STATED PROBLEM:
From the entries below, copy every line where the string "должности" appears.

(Collected data entries)
++++

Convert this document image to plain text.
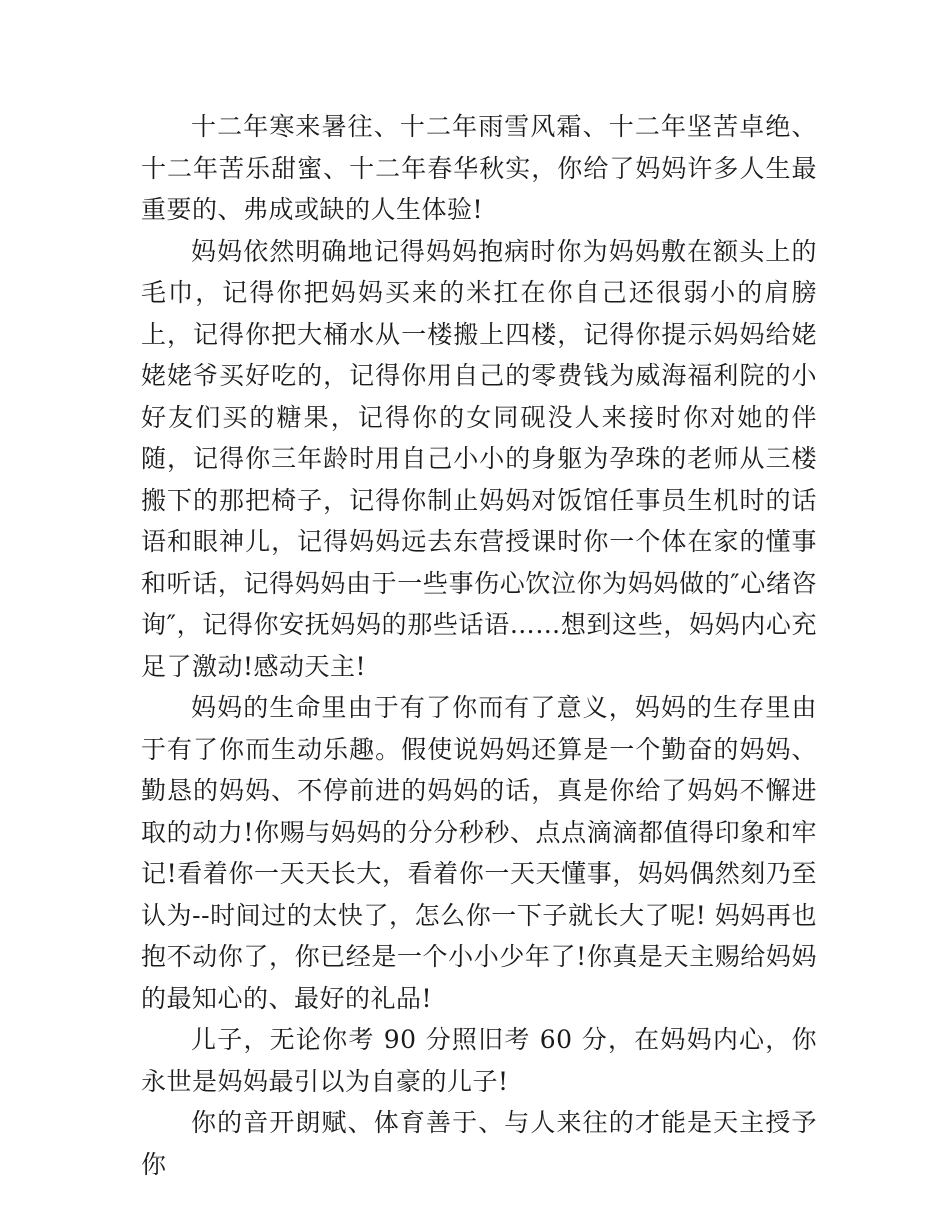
十二年寒来暑往、十二年雨雪风霜、十二年坚苦卓绝、十二年苦乐甜蜜、十二年春华秋实，你给了妈妈许多人生最重要的、弗成或缺的人生体验!

妈妈依然明确地记得妈妈抱病时你为妈妈敷在额头上的毛巾，记得你把妈妈买来的米扛在你自己还很弱小的肩膀上，记得你把大桶水从一楼搬上四楼，记得你提示妈妈给姥姥姥爷买好吃的，记得你用自己的零费钱为威海福利院的小好友们买的糖果，记得你的女同砚没人来接时你对她的伴随，记得你三年龄时用自己小小的身躯为孕珠的老师从三楼搬下的那把椅子，记得你制止妈妈对饭馆任事员生机时的话语和眼神儿，记得妈妈远去东营授课时你一个体在家的懂事和听话，记得妈妈由于一些事伤心饮泣你为妈妈做的″心绪咨询″，记得你安抚妈妈的那些话语……想到这些，妈妈内心充足了激动!感动天主!

妈妈的生命里由于有了你而有了意义，妈妈的生存里由于有了你而生动乐趣。假使说妈妈还算是一个勤奋的妈妈、勤恳的妈妈、不停前进的妈妈的话，真是你给了妈妈不懈进取的动力!你赐与妈妈的分分秒秒、点点滴滴都值得印象和牢记!看着你一天天长大，看着你一天天懂事，妈妈偶然刻乃至认为--时间过的太快了，怎么你一下子就长大了呢! 妈妈再也抱不动你了，你已经是一个小小少年了!你真是天主赐给妈妈的最知心的、最好的礼品!

儿子，无论你考 90 分照旧考 60 分，在妈妈内心，你永世是妈妈最引以为自豪的儿子!

你的音开朗赋、体育善于、与人来往的才能是天主授予你
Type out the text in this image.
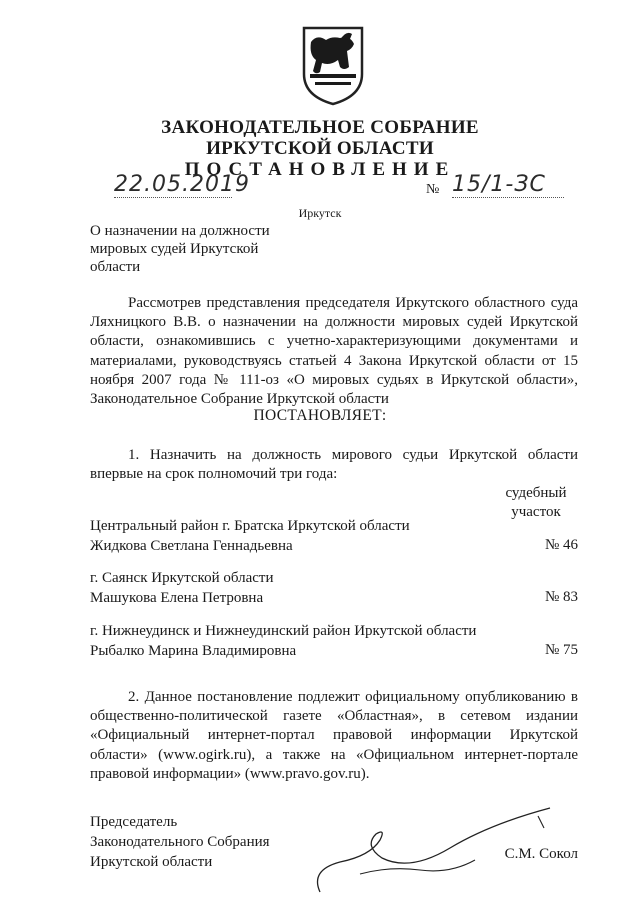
ЗАКОНОДАТЕЛЬНОЕ СОБРАНИЕ
ИРКУТСКОЙ ОБЛАСТИ
ПОСТАНОВЛЕНИЕ
22.05.2019	№ 15/1-ЗС
Иркутск
О назначении на должности
мировых судей Иркутской
области
Рассмотрев представления председателя Иркутского областного суда Ляхницкого В.В. о назначении на должности мировых судей Иркутской области, ознакомившись с учетно-характеризующими документами и материалами, руководствуясь статьей 4 Закона Иркутской области от 15 ноября 2007 года № 111-оз «О мировых судьях в Иркутской области», Законодательное Собрание Иркутской области
ПОСТАНОВЛЯЕТ:
1. Назначить на должность мирового судьи Иркутской области впервые на срок полномочий три года:
судебный
участок
Центральный район г. Братска Иркутской области
Жидкова Светлана Геннадьевна	№ 46
г. Саянск Иркутской области
Машукова Елена Петровна	№ 83
г. Нижнеудинск и Нижнеудинский район Иркутской области
Рыбалко Марина Владимировна	№ 75
2. Данное постановление подлежит официальному опубликованию в общественно-политической газете «Областная», в сетевом издании «Официальный интернет-портал правовой информации Иркутской области» (www.ogirk.ru), а также на «Официальном интернет-портале правовой информации» (www.pravo.gov.ru).
Председатель
Законодательного Собрания
Иркутской области	С.М. Сокол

++++

EXERCISE SOLUTION:
О назначении на должности
Рассмотрев представления председателя Иркутского областного суда Ляхницкого В.В. о назначении на должности мировых судей Иркутской области, ознакомившись с учетно-характеризующими документами и материалами, руководствуясь статьей 4 Закона Иркутской области от 15 ноября 2007 года № 111-оз «О мировых судьях в Иркутской области», Законодательное Собрание Иркутской области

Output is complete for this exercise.